Write out the records that appear below, verbatim and complete, but without pictures.

-- start Stored records --

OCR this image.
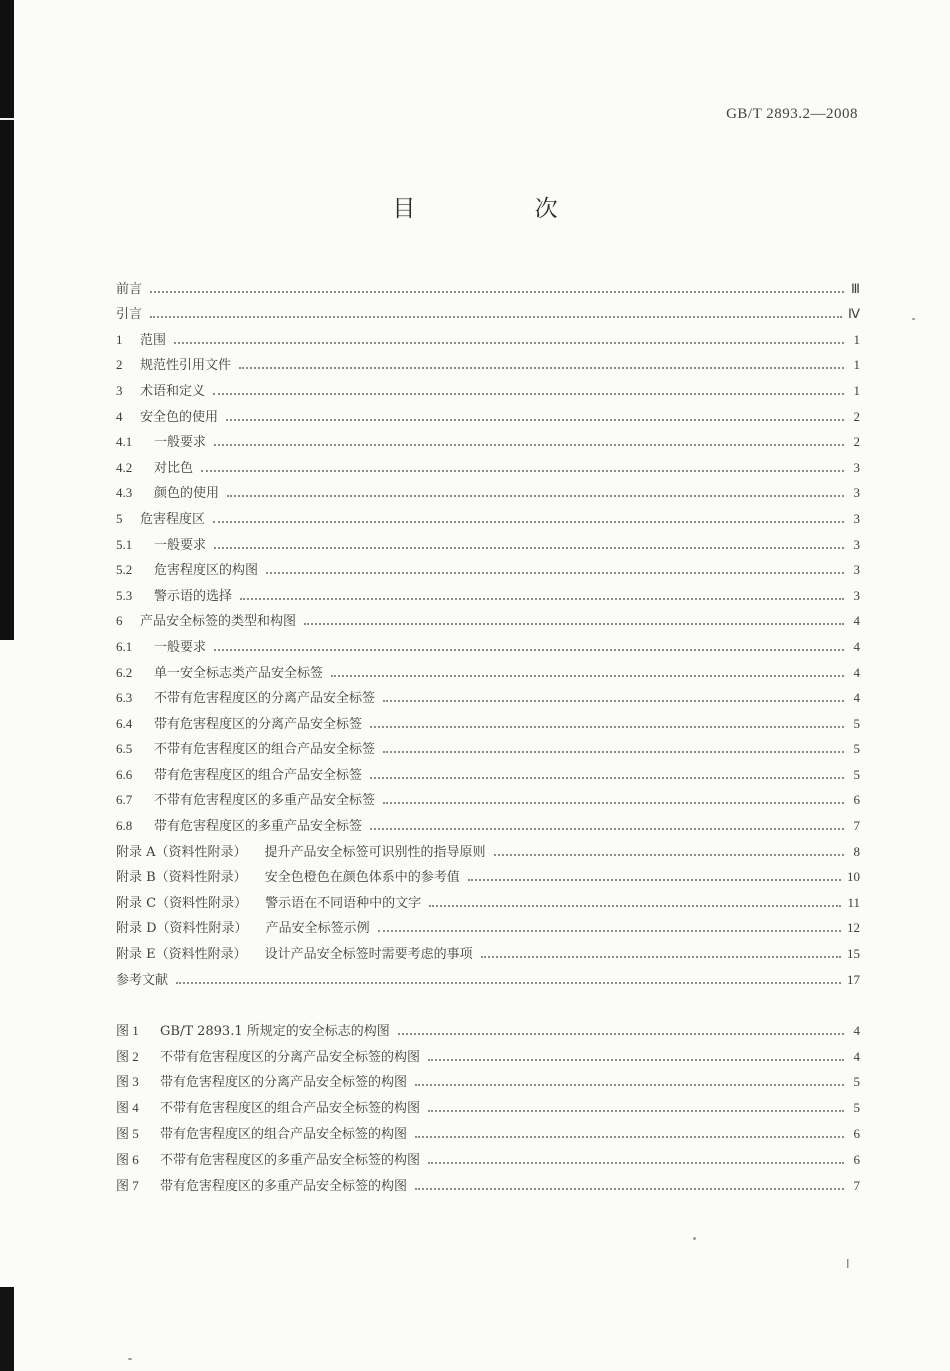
GB/T 2893.2—2008
目 次
前言	Ⅲ
引言	Ⅳ
1	范围	1
2	规范性引用文件	1
3	术语和定义	1
4	安全色的使用	2
4.1	一般要求	2
4.2	对比色	3
4.3	颜色的使用	3
5	危害程度区	3
5.1	一般要求	3
5.2	危害程度区的构图	3
5.3	警示语的选择	3
6	产品安全标签的类型和构图	4
6.1	一般要求	4
6.2	单一安全标志类产品安全标签	4
6.3	不带有危害程度区的分离产品安全标签	4
6.4	带有危害程度区的分离产品安全标签	5
6.5	不带有危害程度区的组合产品安全标签	5
6.6	带有危害程度区的组合产品安全标签	5
6.7	不带有危害程度区的多重产品安全标签	6
6.8	带有危害程度区的多重产品安全标签	7
附录 A（资料性附录）	提升产品安全标签可识别性的指导原则	8
附录 B（资料性附录）	安全色橙色在颜色体系中的参考值	10
附录 C（资料性附录）	警示语在不同语种中的文字	11
附录 D（资料性附录）	产品安全标签示例	12
附录 E（资料性附录）	设计产品安全标签时需要考虑的事项	15
参考文献	17
图 1	GB/T 2893.1 所规定的安全标志的构图	4
图 2	不带有危害程度区的分离产品安全标签的构图	4
图 3	带有危害程度区的分离产品安全标签的构图	5
图 4	不带有危害程度区的组合产品安全标签的构图	5
图 5	带有危害程度区的组合产品安全标签的构图	6
图 6	不带有危害程度区的多重产品安全标签的构图	6
图 7	带有危害程度区的多重产品安全标签的构图	7
Ⅰ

-- end Stored records --

**Correct response**
OCR this image.
GB/T 2893.2—2008
目 次
前言	Ⅲ
引言	Ⅳ
1	范围	1
2	规范性引用文件	1
3	术语和定义	1
4	安全色的使用	2
4.1	一般要求	2
4.2	对比色	3
4.3	颜色的使用	3
5	危害程度区	3
5.1	一般要求	3
5.2	危害程度区的构图	3
5.3	警示语的选择	3
6	产品安全标签的类型和构图	4
6.1	一般要求	4
6.2	单一安全标志类产品安全标签	4
6.3	不带有危害程度区的分离产品安全标签	4
6.4	带有危害程度区的分离产品安全标签	5
6.5	不带有危害程度区的组合产品安全标签	5
6.6	带有危害程度区的组合产品安全标签	5
6.7	不带有危害程度区的多重产品安全标签	6
6.8	带有危害程度区的多重产品安全标签	7
附录 A（资料性附录）	提升产品安全标签可识别性的指导原则	8
附录 B（资料性附录）	安全色橙色在颜色体系中的参考值	10
附录 C（资料性附录）	警示语在不同语种中的文字	11
附录 D（资料性附录）	产品安全标签示例	12
附录 E（资料性附录）	设计产品安全标签时需要考虑的事项	15
参考文献	17
图 1	GB/T 2893.1 所规定的安全标志的构图	4
图 2	不带有危害程度区的分离产品安全标签的构图	4
图 3	带有危害程度区的分离产品安全标签的构图	5
图 4	不带有危害程度区的组合产品安全标签的构图	5
图 5	带有危害程度区的组合产品安全标签的构图	6
图 6	不带有危害程度区的多重产品安全标签的构图	6
图 7	带有危害程度区的多重产品安全标签的构图	7
Ⅰ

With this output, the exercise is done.